*Challenge:*
Omit all pictures. Copy the rest of the material exactly.

————

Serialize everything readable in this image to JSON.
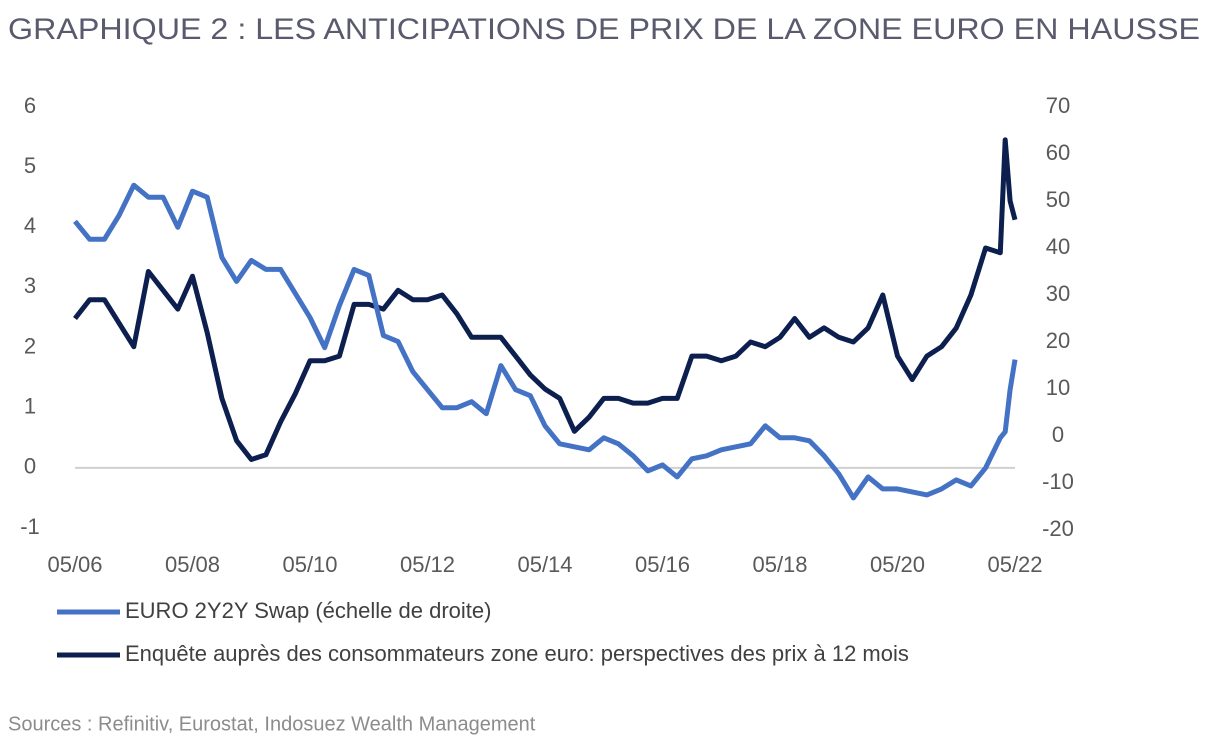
{
  "chart_data": {
    "type": "line",
    "title": "GRAPHIQUE 2 : LES ANTICIPATIONS DE PRIX DE LA ZONE EURO EN HAUSSE",
    "source": "Sources : Refinitiv, Eurostat, Indosuez Wealth Management",
    "x": [
      "05/06",
      "08/06",
      "11/06",
      "02/07",
      "05/07",
      "08/07",
      "11/07",
      "02/08",
      "05/08",
      "08/08",
      "11/08",
      "02/09",
      "05/09",
      "08/09",
      "11/09",
      "02/10",
      "05/10",
      "08/10",
      "11/10",
      "02/11",
      "05/11",
      "08/11",
      "11/11",
      "02/12",
      "05/12",
      "08/12",
      "11/12",
      "02/13",
      "05/13",
      "08/13",
      "11/13",
      "02/14",
      "05/14",
      "08/14",
      "11/14",
      "02/15",
      "05/15",
      "08/15",
      "11/15",
      "02/16",
      "05/16",
      "08/16",
      "11/16",
      "02/17",
      "05/17",
      "08/17",
      "11/17",
      "02/18",
      "05/18",
      "08/18",
      "11/18",
      "02/19",
      "05/19",
      "08/19",
      "11/19",
      "02/20",
      "05/20",
      "08/20",
      "11/20",
      "02/21",
      "05/21",
      "08/21",
      "11/21",
      "02/22",
      "03/22",
      "04/22",
      "05/22"
    ],
    "series": [
      {
        "name": "EURO 2Y2Y Swap (échelle de droite)",
        "color": "#4472c4",
        "axis": "y",
        "values": [
          4.1,
          3.8,
          3.8,
          4.2,
          4.7,
          4.5,
          4.5,
          4.0,
          4.6,
          4.5,
          3.5,
          3.1,
          3.45,
          3.3,
          3.3,
          2.9,
          2.5,
          2.0,
          2.7,
          3.3,
          3.2,
          2.2,
          2.1,
          1.6,
          1.3,
          1.0,
          1.0,
          1.1,
          0.9,
          1.7,
          1.3,
          1.2,
          0.7,
          0.4,
          0.35,
          0.3,
          0.5,
          0.4,
          0.2,
          -0.05,
          0.05,
          -0.15,
          0.15,
          0.2,
          0.3,
          0.35,
          0.4,
          0.7,
          0.5,
          0.5,
          0.45,
          0.2,
          -0.1,
          -0.5,
          -0.15,
          -0.35,
          -0.35,
          -0.4,
          -0.45,
          -0.35,
          -0.2,
          -0.3,
          0.0,
          0.5,
          0.6,
          1.3,
          1.8
        ]
      },
      {
        "name": "Enquête auprès des consommateurs zone euro: perspectives des prix à 12 mois",
        "color": "#0d1f4f",
        "axis": "y2",
        "values": [
          25,
          29,
          29,
          24,
          19,
          35,
          31,
          27,
          34,
          22,
          8,
          -1,
          -5,
          -4,
          3,
          9,
          16,
          16,
          17,
          28,
          28,
          27,
          31,
          29,
          29,
          30,
          26,
          21,
          21,
          21,
          17,
          13,
          10,
          8,
          1,
          4,
          8,
          8,
          7,
          7,
          8,
          8,
          17,
          17,
          16,
          17,
          20,
          19,
          21,
          25,
          21,
          23,
          21,
          20,
          23,
          30,
          17,
          12,
          17,
          19,
          23,
          30,
          40,
          39,
          63,
          50,
          46
        ]
      }
    ],
    "xlim": [
      "05/06",
      "05/22"
    ],
    "xticks": [
      "05/06",
      "05/08",
      "05/10",
      "05/12",
      "05/14",
      "05/16",
      "05/18",
      "05/20",
      "05/22"
    ],
    "ylim": [
      -1,
      6
    ],
    "yticks": [
      -1,
      0,
      1,
      2,
      3,
      4,
      5,
      6
    ],
    "y2lim": [
      -20,
      70
    ],
    "y2ticks": [
      -20,
      -10,
      0,
      10,
      20,
      30,
      40,
      50,
      60,
      70
    ],
    "zero_line": true
  }
}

————

*Output for this exercise:*
Serialize everything readable in this image to JSON.
{
  "chart_data": {
    "type": "line",
    "title": "GRAPHIQUE 2 : LES ANTICIPATIONS DE PRIX DE LA ZONE EURO EN HAUSSE",
    "source": "Sources : Refinitiv, Eurostat, Indosuez Wealth Management",
    "x": [
      "05/06",
      "08/06",
      "11/06",
      "02/07",
      "05/07",
      "08/07",
      "11/07",
      "02/08",
      "05/08",
      "08/08",
      "11/08",
      "02/09",
      "05/09",
      "08/09",
      "11/09",
      "02/10",
      "05/10",
      "08/10",
      "11/10",
      "02/11",
      "05/11",
      "08/11",
      "11/11",
      "02/12",
      "05/12",
      "08/12",
      "11/12",
      "02/13",
      "05/13",
      "08/13",
      "11/13",
      "02/14",
      "05/14",
      "08/14",
      "11/14",
      "02/15",
      "05/15",
      "08/15",
      "11/15",
      "02/16",
      "05/16",
      "08/16",
      "11/16",
      "02/17",
      "05/17",
      "08/17",
      "11/17",
      "02/18",
      "05/18",
      "08/18",
      "11/18",
      "02/19",
      "05/19",
      "08/19",
      "11/19",
      "02/20",
      "05/20",
      "08/20",
      "11/20",
      "02/21",
      "05/21",
      "08/21",
      "11/21",
      "02/22",
      "03/22",
      "04/22",
      "05/22"
    ],
    "series": [
      {
        "name": "EURO 2Y2Y Swap (échelle de droite)",
        "color": "#4472c4",
        "axis": "y",
        "values": [
          4.1,
          3.8,
          3.8,
          4.2,
          4.7,
          4.5,
          4.5,
          4.0,
          4.6,
          4.5,
          3.5,
          3.1,
          3.45,
          3.3,
          3.3,
          2.9,
          2.5,
          2.0,
          2.7,
          3.3,
          3.2,
          2.2,
          2.1,
          1.6,
          1.3,
          1.0,
          1.0,
          1.1,
          0.9,
          1.7,
          1.3,
          1.2,
          0.7,
          0.4,
          0.35,
          0.3,
          0.5,
          0.4,
          0.2,
          -0.05,
          0.05,
          -0.15,
          0.15,
          0.2,
          0.3,
          0.35,
          0.4,
          0.7,
          0.5,
          0.5,
          0.45,
          0.2,
          -0.1,
          -0.5,
          -0.15,
          -0.35,
          -0.35,
          -0.4,
          -0.45,
          -0.35,
          -0.2,
          -0.3,
          0.0,
          0.5,
          0.6,
          1.3,
          1.8
        ]
      },
      {
        "name": "Enquête auprès des consommateurs zone euro: perspectives des prix à 12 mois",
        "color": "#0d1f4f",
        "axis": "y2",
        "values": [
          25,
          29,
          29,
          24,
          19,
          35,
          31,
          27,
          34,
          22,
          8,
          -1,
          -5,
          -4,
          3,
          9,
          16,
          16,
          17,
          28,
          28,
          27,
          31,
          29,
          29,
          30,
          26,
          21,
          21,
          21,
          17,
          13,
          10,
          8,
          1,
          4,
          8,
          8,
          7,
          7,
          8,
          8,
          17,
          17,
          16,
          17,
          20,
          19,
          21,
          25,
          21,
          23,
          21,
          20,
          23,
          30,
          17,
          12,
          17,
          19,
          23,
          30,
          40,
          39,
          63,
          50,
          46
        ]
      }
    ],
    "xlim": [
      "05/06",
      "05/22"
    ],
    "xticks": [
      "05/06",
      "05/08",
      "05/10",
      "05/12",
      "05/14",
      "05/16",
      "05/18",
      "05/20",
      "05/22"
    ],
    "ylim": [
      -1,
      6
    ],
    "yticks": [
      -1,
      0,
      1,
      2,
      3,
      4,
      5,
      6
    ],
    "y2lim": [
      -20,
      70
    ],
    "y2ticks": [
      -20,
      -10,
      0,
      10,
      20,
      30,
      40,
      50,
      60,
      70
    ],
    "zero_line": true
  }
}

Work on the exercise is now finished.